▶ [Stored dataset items]
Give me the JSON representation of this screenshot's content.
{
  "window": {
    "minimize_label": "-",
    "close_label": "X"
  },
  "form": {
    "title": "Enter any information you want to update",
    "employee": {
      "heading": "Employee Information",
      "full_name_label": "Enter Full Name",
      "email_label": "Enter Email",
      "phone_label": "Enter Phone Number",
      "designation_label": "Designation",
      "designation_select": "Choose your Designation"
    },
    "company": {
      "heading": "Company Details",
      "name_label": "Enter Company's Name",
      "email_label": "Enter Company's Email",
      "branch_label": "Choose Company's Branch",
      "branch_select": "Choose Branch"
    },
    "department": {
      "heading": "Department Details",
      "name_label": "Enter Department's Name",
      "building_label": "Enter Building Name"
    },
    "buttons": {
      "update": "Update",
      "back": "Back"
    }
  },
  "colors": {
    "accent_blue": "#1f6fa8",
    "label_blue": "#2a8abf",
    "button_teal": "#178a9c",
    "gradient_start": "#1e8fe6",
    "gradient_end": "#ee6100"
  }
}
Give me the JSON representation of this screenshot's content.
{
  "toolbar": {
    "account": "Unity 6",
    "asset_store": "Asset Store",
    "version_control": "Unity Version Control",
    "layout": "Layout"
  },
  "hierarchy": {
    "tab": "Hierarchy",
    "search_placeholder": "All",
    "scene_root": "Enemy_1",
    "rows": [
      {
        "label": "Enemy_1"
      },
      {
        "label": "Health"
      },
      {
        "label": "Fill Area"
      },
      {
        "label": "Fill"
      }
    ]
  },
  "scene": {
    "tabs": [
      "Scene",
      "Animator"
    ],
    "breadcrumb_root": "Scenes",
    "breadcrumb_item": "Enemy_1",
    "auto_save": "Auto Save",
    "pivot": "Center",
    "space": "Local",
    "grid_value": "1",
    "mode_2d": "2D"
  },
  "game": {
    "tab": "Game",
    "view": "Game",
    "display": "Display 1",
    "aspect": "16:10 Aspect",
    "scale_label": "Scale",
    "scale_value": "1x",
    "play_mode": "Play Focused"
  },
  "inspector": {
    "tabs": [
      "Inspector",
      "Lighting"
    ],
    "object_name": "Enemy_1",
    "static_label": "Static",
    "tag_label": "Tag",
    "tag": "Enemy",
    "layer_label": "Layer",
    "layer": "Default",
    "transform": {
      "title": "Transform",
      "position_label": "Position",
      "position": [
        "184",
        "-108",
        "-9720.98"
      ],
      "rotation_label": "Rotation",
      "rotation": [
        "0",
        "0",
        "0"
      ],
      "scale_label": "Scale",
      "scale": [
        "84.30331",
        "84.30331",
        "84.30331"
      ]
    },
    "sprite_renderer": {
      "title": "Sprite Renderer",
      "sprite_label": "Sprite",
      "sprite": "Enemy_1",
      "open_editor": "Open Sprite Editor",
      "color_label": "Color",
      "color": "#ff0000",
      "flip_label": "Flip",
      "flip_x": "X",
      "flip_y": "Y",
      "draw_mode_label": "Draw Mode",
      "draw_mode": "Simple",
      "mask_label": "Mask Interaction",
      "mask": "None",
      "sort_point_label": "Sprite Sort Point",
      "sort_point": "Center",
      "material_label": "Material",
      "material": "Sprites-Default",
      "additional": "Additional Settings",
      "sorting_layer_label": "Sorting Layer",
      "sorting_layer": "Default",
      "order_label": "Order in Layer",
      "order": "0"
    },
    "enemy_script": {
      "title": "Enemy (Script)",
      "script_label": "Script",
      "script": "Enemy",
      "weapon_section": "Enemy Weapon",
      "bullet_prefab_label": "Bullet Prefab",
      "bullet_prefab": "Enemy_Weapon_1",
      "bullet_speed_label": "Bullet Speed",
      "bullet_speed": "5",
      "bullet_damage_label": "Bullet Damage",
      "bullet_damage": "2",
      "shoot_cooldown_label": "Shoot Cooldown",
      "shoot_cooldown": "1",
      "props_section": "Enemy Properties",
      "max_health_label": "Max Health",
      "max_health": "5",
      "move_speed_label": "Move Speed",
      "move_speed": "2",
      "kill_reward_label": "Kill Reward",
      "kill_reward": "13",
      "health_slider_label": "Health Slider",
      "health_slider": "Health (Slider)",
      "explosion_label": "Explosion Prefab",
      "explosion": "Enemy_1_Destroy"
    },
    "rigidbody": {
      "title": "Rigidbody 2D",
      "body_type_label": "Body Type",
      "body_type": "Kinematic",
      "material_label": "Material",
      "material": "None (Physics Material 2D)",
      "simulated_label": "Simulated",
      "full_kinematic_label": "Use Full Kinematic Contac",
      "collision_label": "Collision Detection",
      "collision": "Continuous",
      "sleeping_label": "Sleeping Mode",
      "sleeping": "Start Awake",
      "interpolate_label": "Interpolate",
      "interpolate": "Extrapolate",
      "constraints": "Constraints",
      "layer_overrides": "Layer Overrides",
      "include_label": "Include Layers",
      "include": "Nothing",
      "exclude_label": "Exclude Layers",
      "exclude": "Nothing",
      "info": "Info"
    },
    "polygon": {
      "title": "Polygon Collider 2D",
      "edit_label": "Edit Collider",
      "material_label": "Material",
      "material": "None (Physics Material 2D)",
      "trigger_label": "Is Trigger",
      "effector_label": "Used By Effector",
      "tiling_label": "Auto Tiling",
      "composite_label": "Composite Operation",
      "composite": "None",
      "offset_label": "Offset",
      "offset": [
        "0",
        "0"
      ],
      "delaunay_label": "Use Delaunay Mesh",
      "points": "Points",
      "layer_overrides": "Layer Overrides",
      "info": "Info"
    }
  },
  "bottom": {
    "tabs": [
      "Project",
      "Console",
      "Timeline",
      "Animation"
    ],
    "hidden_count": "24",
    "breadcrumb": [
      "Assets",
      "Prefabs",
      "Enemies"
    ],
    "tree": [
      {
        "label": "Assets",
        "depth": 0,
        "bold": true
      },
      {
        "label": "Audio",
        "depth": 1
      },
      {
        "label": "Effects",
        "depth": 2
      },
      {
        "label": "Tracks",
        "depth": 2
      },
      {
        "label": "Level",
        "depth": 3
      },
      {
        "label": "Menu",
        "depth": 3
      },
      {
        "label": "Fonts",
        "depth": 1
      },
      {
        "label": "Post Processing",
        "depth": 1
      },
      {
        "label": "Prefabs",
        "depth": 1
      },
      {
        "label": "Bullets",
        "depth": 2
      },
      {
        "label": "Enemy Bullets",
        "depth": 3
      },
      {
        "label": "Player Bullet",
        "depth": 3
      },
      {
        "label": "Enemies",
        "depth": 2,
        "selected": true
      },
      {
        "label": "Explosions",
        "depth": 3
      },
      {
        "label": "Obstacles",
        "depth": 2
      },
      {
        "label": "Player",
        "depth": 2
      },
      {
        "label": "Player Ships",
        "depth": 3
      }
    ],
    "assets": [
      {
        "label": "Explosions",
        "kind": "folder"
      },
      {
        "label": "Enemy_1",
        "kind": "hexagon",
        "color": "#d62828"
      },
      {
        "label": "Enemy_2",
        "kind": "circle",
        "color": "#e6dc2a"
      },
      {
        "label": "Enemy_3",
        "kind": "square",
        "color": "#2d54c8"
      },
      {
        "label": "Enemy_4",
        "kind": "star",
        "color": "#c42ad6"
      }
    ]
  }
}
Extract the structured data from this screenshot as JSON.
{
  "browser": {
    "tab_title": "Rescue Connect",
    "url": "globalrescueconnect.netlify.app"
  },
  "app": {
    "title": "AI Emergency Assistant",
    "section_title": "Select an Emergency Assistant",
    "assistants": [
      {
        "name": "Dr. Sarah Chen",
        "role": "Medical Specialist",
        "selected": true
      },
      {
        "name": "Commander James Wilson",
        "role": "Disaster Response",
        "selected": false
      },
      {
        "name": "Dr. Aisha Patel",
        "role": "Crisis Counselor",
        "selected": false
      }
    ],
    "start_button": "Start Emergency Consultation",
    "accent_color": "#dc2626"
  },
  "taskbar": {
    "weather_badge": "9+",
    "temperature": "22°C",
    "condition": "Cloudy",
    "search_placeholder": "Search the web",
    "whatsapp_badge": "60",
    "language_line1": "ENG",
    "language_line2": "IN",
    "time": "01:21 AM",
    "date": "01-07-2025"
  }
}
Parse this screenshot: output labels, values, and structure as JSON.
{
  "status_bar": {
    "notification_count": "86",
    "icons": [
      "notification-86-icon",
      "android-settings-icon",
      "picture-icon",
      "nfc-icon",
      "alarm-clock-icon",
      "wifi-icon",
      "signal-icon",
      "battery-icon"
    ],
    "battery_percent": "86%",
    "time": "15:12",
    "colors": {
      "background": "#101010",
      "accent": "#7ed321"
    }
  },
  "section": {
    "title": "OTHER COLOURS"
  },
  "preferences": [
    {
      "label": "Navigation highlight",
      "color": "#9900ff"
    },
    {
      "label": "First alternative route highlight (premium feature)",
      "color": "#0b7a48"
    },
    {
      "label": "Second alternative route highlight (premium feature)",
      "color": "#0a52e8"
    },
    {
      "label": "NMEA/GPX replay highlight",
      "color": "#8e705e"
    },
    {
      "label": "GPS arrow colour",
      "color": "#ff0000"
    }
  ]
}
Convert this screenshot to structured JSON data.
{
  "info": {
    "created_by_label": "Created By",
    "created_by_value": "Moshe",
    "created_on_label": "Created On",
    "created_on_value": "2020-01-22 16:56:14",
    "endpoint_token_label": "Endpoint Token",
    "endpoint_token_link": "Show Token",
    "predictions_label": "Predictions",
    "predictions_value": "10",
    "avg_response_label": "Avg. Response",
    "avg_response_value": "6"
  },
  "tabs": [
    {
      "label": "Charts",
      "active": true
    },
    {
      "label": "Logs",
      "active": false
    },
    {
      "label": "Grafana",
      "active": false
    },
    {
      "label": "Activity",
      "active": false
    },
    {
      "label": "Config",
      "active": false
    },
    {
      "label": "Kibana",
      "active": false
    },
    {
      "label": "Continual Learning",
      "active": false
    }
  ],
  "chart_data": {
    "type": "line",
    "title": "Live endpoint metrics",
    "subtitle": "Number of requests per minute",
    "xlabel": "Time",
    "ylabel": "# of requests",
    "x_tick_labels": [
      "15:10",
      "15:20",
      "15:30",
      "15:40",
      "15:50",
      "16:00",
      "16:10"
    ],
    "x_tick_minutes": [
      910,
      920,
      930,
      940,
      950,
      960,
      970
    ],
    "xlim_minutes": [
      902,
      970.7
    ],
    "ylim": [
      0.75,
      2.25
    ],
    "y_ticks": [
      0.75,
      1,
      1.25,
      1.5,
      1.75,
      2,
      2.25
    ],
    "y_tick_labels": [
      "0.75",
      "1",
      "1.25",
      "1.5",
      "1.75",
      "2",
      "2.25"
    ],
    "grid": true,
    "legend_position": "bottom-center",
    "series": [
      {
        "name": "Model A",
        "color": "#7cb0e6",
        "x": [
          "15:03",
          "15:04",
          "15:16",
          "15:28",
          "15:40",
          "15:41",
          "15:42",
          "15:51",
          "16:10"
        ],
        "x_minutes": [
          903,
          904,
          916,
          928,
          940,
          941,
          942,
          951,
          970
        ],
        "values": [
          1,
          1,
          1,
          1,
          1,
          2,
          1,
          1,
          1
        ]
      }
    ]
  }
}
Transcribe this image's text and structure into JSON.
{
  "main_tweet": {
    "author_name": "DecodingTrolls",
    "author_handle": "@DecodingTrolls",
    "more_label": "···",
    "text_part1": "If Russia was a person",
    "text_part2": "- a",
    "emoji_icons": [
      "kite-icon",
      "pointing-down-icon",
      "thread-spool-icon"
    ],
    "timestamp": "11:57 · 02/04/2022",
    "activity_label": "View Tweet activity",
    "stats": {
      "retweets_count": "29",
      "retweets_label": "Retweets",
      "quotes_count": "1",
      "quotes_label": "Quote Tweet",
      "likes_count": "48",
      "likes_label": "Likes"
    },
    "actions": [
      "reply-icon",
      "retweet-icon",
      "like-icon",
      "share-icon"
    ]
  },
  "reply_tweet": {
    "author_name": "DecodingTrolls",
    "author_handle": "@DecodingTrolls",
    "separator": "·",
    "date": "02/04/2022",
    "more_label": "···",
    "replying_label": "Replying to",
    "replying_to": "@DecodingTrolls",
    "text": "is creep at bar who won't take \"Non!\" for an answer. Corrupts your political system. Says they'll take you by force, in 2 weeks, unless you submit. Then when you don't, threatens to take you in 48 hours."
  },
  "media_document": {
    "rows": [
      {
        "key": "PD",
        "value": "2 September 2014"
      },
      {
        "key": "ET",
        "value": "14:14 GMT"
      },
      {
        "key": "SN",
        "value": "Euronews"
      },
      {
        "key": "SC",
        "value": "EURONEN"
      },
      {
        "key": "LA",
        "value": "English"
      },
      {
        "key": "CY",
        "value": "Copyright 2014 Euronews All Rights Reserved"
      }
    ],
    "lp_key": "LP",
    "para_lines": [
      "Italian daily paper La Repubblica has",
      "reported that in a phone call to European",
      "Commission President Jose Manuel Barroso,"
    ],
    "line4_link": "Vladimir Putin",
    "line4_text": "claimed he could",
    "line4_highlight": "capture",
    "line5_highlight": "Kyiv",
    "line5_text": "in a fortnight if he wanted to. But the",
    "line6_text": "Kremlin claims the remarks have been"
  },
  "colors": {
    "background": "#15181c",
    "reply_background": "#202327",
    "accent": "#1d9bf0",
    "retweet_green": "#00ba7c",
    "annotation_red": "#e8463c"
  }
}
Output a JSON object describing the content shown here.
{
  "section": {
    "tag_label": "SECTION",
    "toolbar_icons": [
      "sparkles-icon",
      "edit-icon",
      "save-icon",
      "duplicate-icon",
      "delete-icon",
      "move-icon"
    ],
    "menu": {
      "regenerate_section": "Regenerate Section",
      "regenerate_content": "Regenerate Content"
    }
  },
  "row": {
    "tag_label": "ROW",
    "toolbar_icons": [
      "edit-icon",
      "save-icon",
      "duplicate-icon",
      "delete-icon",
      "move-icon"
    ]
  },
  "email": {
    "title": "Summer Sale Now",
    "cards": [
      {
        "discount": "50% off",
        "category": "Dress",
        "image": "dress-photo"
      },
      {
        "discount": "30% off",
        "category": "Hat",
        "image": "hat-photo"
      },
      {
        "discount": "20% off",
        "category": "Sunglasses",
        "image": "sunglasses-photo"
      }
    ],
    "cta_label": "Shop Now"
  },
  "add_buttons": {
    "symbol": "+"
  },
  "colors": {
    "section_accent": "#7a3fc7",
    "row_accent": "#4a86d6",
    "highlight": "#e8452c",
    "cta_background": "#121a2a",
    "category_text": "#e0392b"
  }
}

▶ [What the task asks]
Going through the lines above one by one, tally those with the word "Emergency" and give only the total.

▶ [Response for this exercise]
3